Short task – Show, in full, each line of the data that contains "Error".

::: Dataset

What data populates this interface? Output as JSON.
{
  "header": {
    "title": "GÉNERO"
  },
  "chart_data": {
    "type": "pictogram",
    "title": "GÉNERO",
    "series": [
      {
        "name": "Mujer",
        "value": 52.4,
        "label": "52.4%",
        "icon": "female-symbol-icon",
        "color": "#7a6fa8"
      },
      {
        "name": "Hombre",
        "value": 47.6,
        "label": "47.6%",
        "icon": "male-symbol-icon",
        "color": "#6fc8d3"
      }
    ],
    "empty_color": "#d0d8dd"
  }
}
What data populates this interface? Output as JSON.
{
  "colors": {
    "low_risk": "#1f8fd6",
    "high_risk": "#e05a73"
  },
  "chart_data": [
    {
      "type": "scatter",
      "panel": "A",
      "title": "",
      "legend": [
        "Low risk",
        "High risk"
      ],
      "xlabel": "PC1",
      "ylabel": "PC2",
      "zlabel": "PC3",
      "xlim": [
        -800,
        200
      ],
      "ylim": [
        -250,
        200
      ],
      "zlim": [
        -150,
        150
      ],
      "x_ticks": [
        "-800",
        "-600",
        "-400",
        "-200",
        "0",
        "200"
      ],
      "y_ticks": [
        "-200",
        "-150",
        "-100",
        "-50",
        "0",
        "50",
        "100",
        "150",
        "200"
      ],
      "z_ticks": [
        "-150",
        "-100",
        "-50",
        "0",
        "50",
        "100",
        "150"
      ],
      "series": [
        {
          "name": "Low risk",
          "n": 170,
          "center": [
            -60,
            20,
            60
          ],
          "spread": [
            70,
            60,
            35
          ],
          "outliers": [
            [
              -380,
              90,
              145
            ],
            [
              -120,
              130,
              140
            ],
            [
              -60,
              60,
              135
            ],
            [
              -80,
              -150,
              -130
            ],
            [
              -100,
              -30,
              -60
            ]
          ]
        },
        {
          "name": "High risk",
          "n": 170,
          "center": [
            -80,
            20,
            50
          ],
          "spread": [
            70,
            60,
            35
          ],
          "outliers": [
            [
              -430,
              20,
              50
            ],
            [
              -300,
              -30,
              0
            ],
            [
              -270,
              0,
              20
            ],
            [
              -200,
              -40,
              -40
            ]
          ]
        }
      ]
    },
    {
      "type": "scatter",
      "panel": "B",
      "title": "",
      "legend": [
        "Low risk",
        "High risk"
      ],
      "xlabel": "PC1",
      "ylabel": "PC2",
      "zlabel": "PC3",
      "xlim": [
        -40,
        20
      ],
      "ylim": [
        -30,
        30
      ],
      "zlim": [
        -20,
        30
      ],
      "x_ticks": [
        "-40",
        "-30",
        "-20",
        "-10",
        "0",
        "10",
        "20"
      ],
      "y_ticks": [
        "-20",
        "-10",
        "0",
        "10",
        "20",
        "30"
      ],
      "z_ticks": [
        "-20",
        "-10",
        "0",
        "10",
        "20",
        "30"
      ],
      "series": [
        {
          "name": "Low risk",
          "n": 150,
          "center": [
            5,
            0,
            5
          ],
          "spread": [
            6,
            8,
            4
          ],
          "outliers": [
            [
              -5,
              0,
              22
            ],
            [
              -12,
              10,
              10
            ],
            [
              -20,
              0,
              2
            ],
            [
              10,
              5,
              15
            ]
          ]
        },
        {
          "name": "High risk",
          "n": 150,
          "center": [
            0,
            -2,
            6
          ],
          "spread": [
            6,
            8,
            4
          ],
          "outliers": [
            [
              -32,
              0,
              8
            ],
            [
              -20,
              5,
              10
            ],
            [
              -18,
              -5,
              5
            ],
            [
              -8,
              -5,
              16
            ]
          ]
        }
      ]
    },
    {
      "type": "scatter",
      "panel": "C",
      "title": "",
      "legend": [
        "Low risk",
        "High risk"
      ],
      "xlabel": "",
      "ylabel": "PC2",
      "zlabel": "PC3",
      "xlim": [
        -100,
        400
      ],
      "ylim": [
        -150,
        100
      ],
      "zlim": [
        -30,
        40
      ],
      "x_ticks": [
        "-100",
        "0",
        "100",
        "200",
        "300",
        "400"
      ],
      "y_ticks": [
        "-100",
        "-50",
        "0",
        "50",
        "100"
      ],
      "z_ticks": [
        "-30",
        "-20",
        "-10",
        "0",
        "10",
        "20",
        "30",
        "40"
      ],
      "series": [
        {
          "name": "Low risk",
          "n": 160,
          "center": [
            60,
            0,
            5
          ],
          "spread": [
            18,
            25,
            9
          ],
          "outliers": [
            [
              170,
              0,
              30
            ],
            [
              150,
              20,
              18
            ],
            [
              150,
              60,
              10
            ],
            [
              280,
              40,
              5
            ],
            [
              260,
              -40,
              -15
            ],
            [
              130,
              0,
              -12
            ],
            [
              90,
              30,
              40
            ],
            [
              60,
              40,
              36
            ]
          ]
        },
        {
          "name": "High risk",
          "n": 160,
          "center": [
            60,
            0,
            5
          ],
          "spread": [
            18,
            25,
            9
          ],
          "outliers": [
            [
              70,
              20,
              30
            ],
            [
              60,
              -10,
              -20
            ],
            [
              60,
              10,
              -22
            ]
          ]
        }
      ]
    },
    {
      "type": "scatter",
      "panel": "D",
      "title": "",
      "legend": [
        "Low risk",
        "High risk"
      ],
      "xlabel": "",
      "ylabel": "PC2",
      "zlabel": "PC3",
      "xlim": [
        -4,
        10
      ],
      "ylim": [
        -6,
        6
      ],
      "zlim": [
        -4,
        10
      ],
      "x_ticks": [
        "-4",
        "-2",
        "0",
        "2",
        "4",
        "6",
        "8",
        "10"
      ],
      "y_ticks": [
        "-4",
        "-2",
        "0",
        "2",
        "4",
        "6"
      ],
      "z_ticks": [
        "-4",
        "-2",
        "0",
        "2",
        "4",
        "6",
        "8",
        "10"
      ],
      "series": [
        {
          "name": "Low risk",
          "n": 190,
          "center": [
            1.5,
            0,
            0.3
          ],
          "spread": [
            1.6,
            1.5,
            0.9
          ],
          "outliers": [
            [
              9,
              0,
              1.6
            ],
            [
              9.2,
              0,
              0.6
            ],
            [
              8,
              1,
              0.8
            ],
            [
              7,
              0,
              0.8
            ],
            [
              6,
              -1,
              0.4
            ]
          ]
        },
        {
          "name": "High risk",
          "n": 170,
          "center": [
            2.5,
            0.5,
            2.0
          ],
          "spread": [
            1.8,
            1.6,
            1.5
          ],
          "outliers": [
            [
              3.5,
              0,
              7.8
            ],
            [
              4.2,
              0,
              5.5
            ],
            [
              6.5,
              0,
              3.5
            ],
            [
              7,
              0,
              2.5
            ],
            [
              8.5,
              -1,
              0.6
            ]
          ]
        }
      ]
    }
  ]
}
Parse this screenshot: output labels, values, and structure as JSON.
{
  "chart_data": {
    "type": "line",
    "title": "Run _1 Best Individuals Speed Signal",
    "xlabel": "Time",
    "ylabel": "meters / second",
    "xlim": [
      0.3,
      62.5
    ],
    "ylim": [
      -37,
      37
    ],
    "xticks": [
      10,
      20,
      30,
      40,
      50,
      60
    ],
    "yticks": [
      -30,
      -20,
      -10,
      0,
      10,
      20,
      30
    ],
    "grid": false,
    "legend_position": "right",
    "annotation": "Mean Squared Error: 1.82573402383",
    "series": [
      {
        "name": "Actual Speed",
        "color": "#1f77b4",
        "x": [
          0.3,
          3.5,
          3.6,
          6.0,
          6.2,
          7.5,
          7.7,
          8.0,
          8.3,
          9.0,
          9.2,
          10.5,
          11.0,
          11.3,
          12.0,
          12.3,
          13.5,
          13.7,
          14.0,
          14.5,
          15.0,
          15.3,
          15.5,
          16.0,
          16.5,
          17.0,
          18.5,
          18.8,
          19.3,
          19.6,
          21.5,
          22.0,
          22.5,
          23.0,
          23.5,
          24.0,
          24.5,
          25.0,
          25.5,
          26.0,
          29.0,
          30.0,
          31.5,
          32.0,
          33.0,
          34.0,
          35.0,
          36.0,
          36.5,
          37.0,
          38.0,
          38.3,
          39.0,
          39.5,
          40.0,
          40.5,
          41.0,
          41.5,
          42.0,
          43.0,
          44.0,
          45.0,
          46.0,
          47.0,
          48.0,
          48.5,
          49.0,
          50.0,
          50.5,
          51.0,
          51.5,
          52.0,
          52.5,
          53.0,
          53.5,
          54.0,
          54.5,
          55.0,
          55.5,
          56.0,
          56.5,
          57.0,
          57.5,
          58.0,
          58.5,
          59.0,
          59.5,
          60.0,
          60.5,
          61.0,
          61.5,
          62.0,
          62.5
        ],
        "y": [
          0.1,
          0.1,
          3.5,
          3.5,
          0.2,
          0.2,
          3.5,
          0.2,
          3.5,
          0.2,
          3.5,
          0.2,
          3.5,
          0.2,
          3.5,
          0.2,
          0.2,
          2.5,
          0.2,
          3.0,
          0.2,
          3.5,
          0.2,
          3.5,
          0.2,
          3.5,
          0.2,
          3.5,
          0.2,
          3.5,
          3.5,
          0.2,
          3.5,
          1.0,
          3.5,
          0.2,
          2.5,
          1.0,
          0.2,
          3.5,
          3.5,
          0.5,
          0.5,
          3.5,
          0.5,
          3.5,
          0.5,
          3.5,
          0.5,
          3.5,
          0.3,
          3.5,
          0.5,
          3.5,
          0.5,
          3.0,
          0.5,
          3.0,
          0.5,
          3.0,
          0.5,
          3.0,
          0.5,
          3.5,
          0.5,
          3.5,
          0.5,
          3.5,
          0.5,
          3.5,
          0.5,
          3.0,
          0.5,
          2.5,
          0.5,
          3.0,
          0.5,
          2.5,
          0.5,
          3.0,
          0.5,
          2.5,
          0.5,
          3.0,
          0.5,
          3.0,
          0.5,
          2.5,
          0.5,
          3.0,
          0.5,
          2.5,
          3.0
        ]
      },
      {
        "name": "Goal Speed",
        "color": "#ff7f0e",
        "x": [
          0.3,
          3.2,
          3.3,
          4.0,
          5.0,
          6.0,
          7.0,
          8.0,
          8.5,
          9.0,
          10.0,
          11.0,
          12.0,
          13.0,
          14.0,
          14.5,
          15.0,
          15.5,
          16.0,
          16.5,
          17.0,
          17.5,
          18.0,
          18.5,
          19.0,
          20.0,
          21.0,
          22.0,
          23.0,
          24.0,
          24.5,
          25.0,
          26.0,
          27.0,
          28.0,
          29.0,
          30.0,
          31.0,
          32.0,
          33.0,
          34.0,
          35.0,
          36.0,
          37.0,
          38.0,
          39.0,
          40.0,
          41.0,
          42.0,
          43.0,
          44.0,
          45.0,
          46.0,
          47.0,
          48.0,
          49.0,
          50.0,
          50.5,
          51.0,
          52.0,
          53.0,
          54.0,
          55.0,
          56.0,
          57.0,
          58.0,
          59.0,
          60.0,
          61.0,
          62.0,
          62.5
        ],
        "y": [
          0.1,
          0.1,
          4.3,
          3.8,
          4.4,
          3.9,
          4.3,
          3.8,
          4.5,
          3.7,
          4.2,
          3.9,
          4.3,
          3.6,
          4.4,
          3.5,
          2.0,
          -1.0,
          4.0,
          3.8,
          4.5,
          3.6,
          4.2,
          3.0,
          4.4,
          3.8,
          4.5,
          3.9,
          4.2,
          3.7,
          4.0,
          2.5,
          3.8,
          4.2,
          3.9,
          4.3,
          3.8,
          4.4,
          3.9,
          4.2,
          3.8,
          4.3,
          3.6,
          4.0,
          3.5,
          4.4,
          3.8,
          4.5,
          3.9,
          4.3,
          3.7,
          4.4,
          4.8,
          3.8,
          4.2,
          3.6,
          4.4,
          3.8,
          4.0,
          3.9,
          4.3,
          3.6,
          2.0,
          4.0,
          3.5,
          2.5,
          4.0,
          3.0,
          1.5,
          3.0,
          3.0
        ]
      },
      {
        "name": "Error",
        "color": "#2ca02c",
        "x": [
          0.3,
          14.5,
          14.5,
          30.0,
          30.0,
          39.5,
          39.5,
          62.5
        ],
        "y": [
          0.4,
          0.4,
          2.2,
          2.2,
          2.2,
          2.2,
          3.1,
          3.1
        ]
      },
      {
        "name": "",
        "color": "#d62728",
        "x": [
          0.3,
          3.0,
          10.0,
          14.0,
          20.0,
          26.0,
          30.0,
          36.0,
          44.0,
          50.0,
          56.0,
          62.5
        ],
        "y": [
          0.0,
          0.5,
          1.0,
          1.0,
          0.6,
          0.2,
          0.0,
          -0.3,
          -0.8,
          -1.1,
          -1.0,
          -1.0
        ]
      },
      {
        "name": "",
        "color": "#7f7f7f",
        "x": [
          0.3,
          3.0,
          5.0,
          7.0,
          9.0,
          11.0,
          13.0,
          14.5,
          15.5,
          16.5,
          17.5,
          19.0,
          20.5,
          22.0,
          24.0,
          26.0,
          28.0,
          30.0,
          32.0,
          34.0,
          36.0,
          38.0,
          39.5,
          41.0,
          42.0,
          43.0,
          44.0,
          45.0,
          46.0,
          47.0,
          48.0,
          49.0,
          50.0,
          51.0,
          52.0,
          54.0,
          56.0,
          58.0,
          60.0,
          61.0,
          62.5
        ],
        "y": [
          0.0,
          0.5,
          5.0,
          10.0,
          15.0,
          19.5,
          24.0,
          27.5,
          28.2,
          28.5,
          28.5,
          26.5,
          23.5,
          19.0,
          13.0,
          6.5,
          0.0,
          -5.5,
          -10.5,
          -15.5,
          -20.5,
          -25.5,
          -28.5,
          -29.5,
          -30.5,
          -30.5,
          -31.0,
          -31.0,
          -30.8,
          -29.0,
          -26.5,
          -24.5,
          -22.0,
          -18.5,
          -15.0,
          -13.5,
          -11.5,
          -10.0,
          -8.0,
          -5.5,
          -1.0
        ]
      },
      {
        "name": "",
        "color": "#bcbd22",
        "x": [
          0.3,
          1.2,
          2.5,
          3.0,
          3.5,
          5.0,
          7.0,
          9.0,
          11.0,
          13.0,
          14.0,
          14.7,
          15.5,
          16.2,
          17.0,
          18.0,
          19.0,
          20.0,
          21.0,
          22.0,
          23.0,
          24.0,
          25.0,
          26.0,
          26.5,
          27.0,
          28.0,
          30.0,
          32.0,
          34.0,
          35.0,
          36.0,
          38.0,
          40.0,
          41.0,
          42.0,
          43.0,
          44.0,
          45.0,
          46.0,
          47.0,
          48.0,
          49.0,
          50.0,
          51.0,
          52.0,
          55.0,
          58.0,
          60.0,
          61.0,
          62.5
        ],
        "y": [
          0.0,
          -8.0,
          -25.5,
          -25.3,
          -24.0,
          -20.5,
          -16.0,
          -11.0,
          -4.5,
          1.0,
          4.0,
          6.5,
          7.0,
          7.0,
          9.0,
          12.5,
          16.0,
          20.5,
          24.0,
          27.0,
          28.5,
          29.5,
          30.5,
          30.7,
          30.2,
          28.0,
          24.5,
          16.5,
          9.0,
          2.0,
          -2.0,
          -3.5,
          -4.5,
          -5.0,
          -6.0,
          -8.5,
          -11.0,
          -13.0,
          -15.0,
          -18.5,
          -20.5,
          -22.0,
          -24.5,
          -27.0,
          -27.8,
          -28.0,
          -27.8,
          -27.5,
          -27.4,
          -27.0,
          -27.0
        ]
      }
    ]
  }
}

::::::

Solution to the problem –
    "annotation": "Mean Squared Error: 1.82573402383",
        "name": "Error",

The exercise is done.